begin
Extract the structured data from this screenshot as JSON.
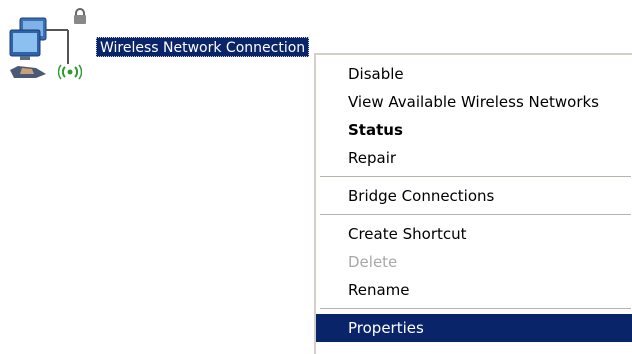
{
  "desktop_icon": {
    "label": "Wireless Network Connection",
    "icon": "network-computer-icon",
    "status_icon": "wireless-signal-icon",
    "lock_icon": "lock-icon"
  },
  "context_menu": {
    "items": [
      {
        "label": "Disable",
        "style": "normal"
      },
      {
        "label": "View Available Wireless Networks",
        "style": "normal"
      },
      {
        "label": "Status",
        "style": "bold"
      },
      {
        "label": "Repair",
        "style": "normal"
      },
      {
        "label": "Bridge Connections",
        "style": "normal"
      },
      {
        "label": "Create Shortcut",
        "style": "normal"
      },
      {
        "label": "Delete",
        "style": "disabled"
      },
      {
        "label": "Rename",
        "style": "normal"
      },
      {
        "label": "Properties",
        "style": "highlighted"
      }
    ]
  },
  "colors": {
    "selection": "#0a246a",
    "menu_background": "#ffffff",
    "disabled_text": "#a8a8a8",
    "wireless_green": "#2e9a2e"
  }
}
end
__Short problem__
The records shown above are to be repeated exactly, with the pictures left out.

__Solution for this task__
Extract the structured data from this screenshot as JSON.
{
  "desktop_icon": {
    "label": "Wireless Network Connection",
    "icon": "network-computer-icon",
    "status_icon": "wireless-signal-icon",
    "lock_icon": "lock-icon"
  },
  "context_menu": {
    "items": [
      {
        "label": "Disable",
        "style": "normal"
      },
      {
        "label": "View Available Wireless Networks",
        "style": "normal"
      },
      {
        "label": "Status",
        "style": "bold"
      },
      {
        "label": "Repair",
        "style": "normal"
      },
      {
        "label": "Bridge Connections",
        "style": "normal"
      },
      {
        "label": "Create Shortcut",
        "style": "normal"
      },
      {
        "label": "Delete",
        "style": "disabled"
      },
      {
        "label": "Rename",
        "style": "normal"
      },
      {
        "label": "Properties",
        "style": "highlighted"
      }
    ]
  },
  "colors": {
    "selection": "#0a246a",
    "menu_background": "#ffffff",
    "disabled_text": "#a8a8a8",
    "wireless_green": "#2e9a2e"
  }
}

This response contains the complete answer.